Indicate only the number of lines in the listing below in which the word "JSON" appears.

=== PROVIDED ENTRIES ===
※

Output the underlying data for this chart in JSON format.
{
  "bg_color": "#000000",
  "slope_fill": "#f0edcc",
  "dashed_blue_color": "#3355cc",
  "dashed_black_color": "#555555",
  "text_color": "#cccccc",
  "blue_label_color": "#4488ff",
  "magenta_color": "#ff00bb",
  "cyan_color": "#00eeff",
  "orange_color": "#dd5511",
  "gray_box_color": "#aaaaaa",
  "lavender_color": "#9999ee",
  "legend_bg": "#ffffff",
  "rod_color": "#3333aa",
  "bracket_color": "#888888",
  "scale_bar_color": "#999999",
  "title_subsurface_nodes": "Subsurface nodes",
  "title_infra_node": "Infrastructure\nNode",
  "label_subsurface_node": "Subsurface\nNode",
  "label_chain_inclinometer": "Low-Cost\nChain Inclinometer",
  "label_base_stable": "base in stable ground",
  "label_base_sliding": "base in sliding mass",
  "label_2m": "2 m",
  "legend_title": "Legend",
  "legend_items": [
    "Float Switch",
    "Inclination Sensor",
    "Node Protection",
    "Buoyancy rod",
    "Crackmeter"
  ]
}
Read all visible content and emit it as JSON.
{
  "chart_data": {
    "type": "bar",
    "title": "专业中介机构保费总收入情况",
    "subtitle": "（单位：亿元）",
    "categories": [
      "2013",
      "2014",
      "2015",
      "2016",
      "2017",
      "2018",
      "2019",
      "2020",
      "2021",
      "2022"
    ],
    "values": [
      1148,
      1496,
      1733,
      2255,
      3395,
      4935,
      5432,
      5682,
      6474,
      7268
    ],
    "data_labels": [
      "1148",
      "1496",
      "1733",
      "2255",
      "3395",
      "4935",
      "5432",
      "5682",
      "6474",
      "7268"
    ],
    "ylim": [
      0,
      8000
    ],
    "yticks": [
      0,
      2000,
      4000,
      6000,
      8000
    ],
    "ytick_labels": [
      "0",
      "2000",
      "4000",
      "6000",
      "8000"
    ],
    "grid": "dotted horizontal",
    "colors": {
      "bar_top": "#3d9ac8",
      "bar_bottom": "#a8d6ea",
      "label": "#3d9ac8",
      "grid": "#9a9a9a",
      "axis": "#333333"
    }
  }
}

※

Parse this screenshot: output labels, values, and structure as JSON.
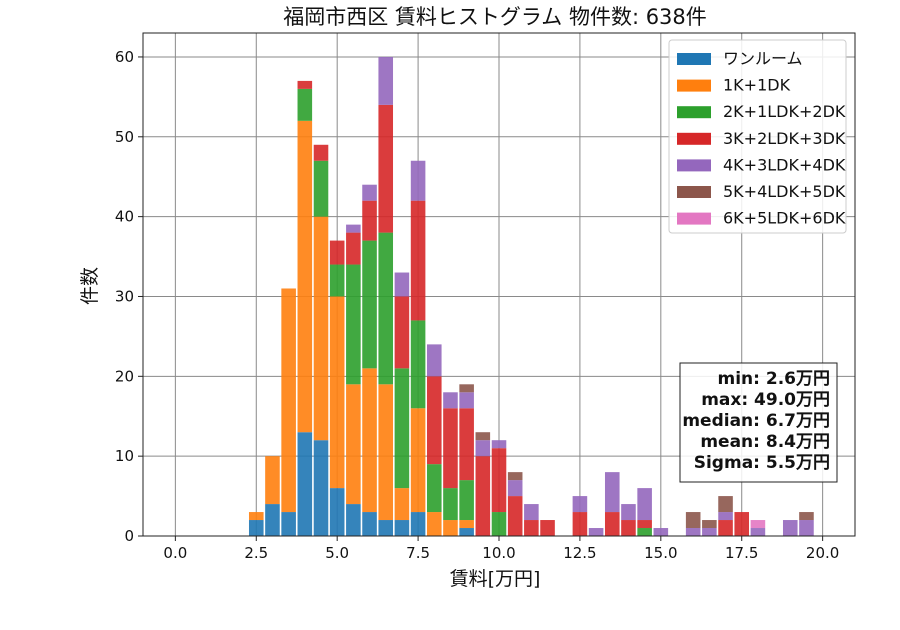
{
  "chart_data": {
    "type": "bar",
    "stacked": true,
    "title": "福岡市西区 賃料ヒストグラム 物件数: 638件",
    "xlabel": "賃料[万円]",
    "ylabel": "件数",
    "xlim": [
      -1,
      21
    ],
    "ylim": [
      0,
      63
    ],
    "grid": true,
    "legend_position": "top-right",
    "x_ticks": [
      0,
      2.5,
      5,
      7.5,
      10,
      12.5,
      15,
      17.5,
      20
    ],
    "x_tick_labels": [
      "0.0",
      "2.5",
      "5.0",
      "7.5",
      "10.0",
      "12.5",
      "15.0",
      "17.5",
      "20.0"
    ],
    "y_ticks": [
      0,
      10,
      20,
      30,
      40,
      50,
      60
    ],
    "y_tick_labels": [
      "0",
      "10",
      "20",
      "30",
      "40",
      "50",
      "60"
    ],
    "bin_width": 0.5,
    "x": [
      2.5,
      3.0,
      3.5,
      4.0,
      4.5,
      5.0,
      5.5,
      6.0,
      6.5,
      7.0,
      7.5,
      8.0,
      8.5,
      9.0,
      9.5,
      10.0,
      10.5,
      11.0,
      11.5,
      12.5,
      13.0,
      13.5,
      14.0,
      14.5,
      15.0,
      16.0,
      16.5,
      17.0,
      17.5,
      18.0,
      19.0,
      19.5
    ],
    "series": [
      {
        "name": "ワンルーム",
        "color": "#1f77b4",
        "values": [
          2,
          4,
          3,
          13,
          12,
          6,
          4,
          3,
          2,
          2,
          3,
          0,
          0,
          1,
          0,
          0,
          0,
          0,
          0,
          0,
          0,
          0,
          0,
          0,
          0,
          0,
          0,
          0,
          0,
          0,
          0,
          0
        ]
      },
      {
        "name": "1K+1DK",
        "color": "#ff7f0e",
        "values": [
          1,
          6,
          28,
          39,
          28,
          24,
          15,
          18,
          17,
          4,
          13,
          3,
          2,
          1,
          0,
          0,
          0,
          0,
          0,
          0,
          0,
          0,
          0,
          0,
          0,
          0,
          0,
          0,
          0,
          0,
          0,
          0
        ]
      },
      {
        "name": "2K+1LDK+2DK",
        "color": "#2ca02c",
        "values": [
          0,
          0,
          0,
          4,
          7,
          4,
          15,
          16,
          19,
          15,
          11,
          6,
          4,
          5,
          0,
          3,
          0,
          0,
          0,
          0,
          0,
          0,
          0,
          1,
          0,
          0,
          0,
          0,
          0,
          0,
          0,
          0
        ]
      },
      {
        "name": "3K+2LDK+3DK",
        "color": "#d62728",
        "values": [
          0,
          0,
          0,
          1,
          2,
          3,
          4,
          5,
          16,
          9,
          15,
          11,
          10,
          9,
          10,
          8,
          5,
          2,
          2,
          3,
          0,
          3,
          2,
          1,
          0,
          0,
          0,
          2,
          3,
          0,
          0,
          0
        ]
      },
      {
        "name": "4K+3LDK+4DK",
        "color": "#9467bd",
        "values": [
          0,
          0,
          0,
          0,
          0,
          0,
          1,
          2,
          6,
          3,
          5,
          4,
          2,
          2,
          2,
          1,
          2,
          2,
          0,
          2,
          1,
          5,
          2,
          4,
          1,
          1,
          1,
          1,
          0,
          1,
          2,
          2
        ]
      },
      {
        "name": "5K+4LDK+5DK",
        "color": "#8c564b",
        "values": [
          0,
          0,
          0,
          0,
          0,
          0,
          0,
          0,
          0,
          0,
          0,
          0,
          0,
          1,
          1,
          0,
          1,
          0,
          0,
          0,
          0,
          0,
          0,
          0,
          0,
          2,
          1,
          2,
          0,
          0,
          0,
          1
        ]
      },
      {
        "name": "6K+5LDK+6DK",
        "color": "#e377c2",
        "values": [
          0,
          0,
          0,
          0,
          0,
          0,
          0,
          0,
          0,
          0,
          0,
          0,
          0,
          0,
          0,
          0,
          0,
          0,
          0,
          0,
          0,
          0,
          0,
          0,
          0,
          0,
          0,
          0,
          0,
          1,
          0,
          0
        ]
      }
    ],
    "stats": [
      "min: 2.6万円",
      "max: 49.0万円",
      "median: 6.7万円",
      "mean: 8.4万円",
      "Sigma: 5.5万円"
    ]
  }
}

※

=== FINAL RESULT ===
3